## THE PROBLEM:
Please return every line of the data below that contains the string "series".

## MATERIAL FOR THE TASK:
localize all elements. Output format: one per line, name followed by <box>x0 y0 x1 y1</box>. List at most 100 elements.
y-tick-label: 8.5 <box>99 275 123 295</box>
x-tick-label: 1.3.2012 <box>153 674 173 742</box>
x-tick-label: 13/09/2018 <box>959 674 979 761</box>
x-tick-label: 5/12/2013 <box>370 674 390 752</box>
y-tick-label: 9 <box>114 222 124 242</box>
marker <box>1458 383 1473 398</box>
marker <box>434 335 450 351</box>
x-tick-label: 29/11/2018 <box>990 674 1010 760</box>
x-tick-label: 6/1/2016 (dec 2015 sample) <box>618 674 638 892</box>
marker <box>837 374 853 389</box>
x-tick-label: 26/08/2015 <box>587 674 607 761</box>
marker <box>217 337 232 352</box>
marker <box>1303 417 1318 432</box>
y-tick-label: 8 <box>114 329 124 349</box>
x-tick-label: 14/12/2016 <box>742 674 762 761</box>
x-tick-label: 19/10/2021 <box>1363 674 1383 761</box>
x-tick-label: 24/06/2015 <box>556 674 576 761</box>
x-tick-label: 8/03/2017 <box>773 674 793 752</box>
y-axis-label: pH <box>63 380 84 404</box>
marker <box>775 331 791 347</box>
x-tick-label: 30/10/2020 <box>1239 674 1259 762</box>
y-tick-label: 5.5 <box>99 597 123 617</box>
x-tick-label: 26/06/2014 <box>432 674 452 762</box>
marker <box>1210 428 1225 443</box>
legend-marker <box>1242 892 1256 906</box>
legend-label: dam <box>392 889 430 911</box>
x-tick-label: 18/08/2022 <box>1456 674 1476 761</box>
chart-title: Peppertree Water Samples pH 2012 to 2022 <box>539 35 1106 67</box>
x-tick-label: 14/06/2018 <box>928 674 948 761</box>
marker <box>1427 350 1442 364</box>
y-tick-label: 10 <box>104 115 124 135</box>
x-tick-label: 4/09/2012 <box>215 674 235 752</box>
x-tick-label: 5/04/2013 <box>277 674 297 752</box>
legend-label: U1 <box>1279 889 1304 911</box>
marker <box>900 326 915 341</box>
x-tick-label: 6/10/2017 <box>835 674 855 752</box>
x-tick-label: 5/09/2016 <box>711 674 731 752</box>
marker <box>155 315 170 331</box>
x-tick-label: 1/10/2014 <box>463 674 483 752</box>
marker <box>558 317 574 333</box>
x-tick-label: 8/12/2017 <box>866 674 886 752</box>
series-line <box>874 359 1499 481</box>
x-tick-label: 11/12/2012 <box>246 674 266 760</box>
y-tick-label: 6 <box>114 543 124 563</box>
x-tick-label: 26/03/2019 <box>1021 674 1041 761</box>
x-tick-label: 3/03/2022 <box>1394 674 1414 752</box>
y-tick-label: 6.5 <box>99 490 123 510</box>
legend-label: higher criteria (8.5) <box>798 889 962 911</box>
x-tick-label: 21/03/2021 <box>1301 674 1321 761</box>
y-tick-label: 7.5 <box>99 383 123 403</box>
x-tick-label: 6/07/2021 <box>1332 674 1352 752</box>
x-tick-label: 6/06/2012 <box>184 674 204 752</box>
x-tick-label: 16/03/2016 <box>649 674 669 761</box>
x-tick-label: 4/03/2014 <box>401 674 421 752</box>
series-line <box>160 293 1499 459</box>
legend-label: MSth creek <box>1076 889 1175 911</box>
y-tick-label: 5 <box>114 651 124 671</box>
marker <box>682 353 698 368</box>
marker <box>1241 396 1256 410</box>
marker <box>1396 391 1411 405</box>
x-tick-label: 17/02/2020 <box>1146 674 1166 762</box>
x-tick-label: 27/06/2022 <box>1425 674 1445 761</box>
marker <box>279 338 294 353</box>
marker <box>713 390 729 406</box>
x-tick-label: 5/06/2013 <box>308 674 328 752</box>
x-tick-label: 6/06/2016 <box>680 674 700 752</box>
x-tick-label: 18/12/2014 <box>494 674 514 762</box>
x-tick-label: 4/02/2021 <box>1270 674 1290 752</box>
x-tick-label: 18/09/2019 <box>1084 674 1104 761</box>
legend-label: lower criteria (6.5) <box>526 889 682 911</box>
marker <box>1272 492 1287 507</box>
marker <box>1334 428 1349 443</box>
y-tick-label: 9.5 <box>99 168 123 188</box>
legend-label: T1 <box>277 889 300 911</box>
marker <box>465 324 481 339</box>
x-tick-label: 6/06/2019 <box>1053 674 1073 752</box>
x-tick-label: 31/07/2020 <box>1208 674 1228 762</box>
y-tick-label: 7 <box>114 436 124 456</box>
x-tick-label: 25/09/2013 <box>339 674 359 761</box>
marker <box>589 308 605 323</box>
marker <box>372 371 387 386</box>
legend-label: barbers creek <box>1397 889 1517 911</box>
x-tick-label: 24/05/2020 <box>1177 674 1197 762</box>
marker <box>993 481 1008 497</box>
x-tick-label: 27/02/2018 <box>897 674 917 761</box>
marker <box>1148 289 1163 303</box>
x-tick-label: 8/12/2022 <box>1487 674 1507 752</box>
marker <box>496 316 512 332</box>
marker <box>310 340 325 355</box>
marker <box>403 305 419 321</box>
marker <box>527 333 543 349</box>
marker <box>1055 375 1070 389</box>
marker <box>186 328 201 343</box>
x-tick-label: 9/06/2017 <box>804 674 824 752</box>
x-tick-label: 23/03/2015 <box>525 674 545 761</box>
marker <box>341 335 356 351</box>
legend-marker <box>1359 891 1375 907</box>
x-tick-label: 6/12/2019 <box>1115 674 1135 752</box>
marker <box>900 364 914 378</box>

## SOLUTION TO THIS PROBLEM:
series-line <box>874 359 1499 481</box>
series-line <box>160 293 1499 459</box>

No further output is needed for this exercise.